[Records contained in a dataset]
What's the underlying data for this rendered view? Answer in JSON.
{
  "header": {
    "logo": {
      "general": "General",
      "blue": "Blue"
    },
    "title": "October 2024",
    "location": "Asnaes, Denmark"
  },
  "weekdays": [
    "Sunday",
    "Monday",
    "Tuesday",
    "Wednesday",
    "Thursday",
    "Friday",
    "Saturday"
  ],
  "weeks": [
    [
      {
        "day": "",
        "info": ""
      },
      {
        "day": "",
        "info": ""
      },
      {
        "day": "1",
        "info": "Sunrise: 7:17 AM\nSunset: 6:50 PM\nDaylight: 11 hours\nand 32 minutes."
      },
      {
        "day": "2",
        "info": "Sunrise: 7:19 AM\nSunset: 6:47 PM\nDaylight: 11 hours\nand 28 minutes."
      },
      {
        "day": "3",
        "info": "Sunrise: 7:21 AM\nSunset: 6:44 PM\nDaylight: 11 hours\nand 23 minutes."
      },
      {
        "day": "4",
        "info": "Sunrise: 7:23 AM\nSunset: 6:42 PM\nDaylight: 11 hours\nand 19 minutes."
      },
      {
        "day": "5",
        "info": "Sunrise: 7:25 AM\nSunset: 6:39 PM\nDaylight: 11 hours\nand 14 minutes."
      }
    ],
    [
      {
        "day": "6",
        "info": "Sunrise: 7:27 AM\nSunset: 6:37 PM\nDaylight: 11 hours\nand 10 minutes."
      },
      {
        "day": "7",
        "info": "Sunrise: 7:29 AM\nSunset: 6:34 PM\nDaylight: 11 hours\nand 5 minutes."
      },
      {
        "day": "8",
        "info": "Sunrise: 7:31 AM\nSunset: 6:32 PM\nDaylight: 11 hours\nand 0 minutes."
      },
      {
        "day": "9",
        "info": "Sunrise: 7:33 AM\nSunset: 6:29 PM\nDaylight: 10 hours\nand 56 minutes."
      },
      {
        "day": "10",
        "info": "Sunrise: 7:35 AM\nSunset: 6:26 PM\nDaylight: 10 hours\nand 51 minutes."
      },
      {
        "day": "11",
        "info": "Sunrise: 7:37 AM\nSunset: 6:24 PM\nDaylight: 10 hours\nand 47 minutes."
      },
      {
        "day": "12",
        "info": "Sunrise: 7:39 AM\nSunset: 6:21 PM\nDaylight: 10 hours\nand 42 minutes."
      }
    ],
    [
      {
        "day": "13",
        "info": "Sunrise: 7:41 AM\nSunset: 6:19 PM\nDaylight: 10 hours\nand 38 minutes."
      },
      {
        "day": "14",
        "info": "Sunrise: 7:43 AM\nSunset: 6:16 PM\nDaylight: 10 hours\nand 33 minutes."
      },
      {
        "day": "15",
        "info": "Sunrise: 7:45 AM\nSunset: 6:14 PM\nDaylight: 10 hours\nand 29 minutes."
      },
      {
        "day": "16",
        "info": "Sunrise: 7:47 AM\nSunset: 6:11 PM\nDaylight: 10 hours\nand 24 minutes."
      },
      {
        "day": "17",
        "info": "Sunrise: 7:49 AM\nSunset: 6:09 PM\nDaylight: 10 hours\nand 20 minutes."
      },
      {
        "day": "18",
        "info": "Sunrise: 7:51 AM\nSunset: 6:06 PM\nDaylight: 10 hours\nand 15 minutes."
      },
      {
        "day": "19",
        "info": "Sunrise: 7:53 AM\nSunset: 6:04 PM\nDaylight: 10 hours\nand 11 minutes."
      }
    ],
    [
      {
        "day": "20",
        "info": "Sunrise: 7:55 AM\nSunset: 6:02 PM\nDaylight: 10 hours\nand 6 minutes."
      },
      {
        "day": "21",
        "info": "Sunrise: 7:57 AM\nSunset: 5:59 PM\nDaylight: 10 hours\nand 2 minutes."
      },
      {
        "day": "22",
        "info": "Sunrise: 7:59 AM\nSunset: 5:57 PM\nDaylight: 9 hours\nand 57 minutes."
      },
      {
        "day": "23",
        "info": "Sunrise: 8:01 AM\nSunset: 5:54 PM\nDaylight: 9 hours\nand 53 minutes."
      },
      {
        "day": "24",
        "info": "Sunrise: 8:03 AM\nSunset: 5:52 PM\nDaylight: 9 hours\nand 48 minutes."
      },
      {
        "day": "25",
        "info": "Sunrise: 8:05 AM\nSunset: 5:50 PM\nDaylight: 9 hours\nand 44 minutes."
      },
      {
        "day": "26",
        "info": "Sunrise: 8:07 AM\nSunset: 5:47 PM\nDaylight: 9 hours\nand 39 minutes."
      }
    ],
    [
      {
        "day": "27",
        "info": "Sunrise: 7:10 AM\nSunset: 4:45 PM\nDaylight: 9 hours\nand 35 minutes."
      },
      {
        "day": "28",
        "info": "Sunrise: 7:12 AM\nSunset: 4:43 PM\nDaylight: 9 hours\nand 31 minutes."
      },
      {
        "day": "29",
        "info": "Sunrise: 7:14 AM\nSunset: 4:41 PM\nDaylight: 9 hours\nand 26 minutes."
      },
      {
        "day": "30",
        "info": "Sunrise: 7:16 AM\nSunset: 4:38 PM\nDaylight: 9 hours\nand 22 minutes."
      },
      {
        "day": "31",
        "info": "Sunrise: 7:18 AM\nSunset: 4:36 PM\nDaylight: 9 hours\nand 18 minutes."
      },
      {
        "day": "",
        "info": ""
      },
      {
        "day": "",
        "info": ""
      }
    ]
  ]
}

> Task instructions
Write out the entries above once more, without altering anything.

> Task answer
What's the underlying data for this rendered view? Answer in JSON.
{
  "header": {
    "logo": {
      "general": "General",
      "blue": "Blue"
    },
    "title": "October 2024",
    "location": "Asnaes, Denmark"
  },
  "weekdays": [
    "Sunday",
    "Monday",
    "Tuesday",
    "Wednesday",
    "Thursday",
    "Friday",
    "Saturday"
  ],
  "weeks": [
    [
      {
        "day": "",
        "info": ""
      },
      {
        "day": "",
        "info": ""
      },
      {
        "day": "1",
        "info": "Sunrise: 7:17 AM\nSunset: 6:50 PM\nDaylight: 11 hours\nand 32 minutes."
      },
      {
        "day": "2",
        "info": "Sunrise: 7:19 AM\nSunset: 6:47 PM\nDaylight: 11 hours\nand 28 minutes."
      },
      {
        "day": "3",
        "info": "Sunrise: 7:21 AM\nSunset: 6:44 PM\nDaylight: 11 hours\nand 23 minutes."
      },
      {
        "day": "4",
        "info": "Sunrise: 7:23 AM\nSunset: 6:42 PM\nDaylight: 11 hours\nand 19 minutes."
      },
      {
        "day": "5",
        "info": "Sunrise: 7:25 AM\nSunset: 6:39 PM\nDaylight: 11 hours\nand 14 minutes."
      }
    ],
    [
      {
        "day": "6",
        "info": "Sunrise: 7:27 AM\nSunset: 6:37 PM\nDaylight: 11 hours\nand 10 minutes."
      },
      {
        "day": "7",
        "info": "Sunrise: 7:29 AM\nSunset: 6:34 PM\nDaylight: 11 hours\nand 5 minutes."
      },
      {
        "day": "8",
        "info": "Sunrise: 7:31 AM\nSunset: 6:32 PM\nDaylight: 11 hours\nand 0 minutes."
      },
      {
        "day": "9",
        "info": "Sunrise: 7:33 AM\nSunset: 6:29 PM\nDaylight: 10 hours\nand 56 minutes."
      },
      {
        "day": "10",
        "info": "Sunrise: 7:35 AM\nSunset: 6:26 PM\nDaylight: 10 hours\nand 51 minutes."
      },
      {
        "day": "11",
        "info": "Sunrise: 7:37 AM\nSunset: 6:24 PM\nDaylight: 10 hours\nand 47 minutes."
      },
      {
        "day": "12",
        "info": "Sunrise: 7:39 AM\nSunset: 6:21 PM\nDaylight: 10 hours\nand 42 minutes."
      }
    ],
    [
      {
        "day": "13",
        "info": "Sunrise: 7:41 AM\nSunset: 6:19 PM\nDaylight: 10 hours\nand 38 minutes."
      },
      {
        "day": "14",
        "info": "Sunrise: 7:43 AM\nSunset: 6:16 PM\nDaylight: 10 hours\nand 33 minutes."
      },
      {
        "day": "15",
        "info": "Sunrise: 7:45 AM\nSunset: 6:14 PM\nDaylight: 10 hours\nand 29 minutes."
      },
      {
        "day": "16",
        "info": "Sunrise: 7:47 AM\nSunset: 6:11 PM\nDaylight: 10 hours\nand 24 minutes."
      },
      {
        "day": "17",
        "info": "Sunrise: 7:49 AM\nSunset: 6:09 PM\nDaylight: 10 hours\nand 20 minutes."
      },
      {
        "day": "18",
        "info": "Sunrise: 7:51 AM\nSunset: 6:06 PM\nDaylight: 10 hours\nand 15 minutes."
      },
      {
        "day": "19",
        "info": "Sunrise: 7:53 AM\nSunset: 6:04 PM\nDaylight: 10 hours\nand 11 minutes."
      }
    ],
    [
      {
        "day": "20",
        "info": "Sunrise: 7:55 AM\nSunset: 6:02 PM\nDaylight: 10 hours\nand 6 minutes."
      },
      {
        "day": "21",
        "info": "Sunrise: 7:57 AM\nSunset: 5:59 PM\nDaylight: 10 hours\nand 2 minutes."
      },
      {
        "day": "22",
        "info": "Sunrise: 7:59 AM\nSunset: 5:57 PM\nDaylight: 9 hours\nand 57 minutes."
      },
      {
        "day": "23",
        "info": "Sunrise: 8:01 AM\nSunset: 5:54 PM\nDaylight: 9 hours\nand 53 minutes."
      },
      {
        "day": "24",
        "info": "Sunrise: 8:03 AM\nSunset: 5:52 PM\nDaylight: 9 hours\nand 48 minutes."
      },
      {
        "day": "25",
        "info": "Sunrise: 8:05 AM\nSunset: 5:50 PM\nDaylight: 9 hours\nand 44 minutes."
      },
      {
        "day": "26",
        "info": "Sunrise: 8:07 AM\nSunset: 5:47 PM\nDaylight: 9 hours\nand 39 minutes."
      }
    ],
    [
      {
        "day": "27",
        "info": "Sunrise: 7:10 AM\nSunset: 4:45 PM\nDaylight: 9 hours\nand 35 minutes."
      },
      {
        "day": "28",
        "info": "Sunrise: 7:12 AM\nSunset: 4:43 PM\nDaylight: 9 hours\nand 31 minutes."
      },
      {
        "day": "29",
        "info": "Sunrise: 7:14 AM\nSunset: 4:41 PM\nDaylight: 9 hours\nand 26 minutes."
      },
      {
        "day": "30",
        "info": "Sunrise: 7:16 AM\nSunset: 4:38 PM\nDaylight: 9 hours\nand 22 minutes."
      },
      {
        "day": "31",
        "info": "Sunrise: 7:18 AM\nSunset: 4:36 PM\nDaylight: 9 hours\nand 18 minutes."
      },
      {
        "day": "",
        "info": ""
      },
      {
        "day": "",
        "info": ""
      }
    ]
  ]
}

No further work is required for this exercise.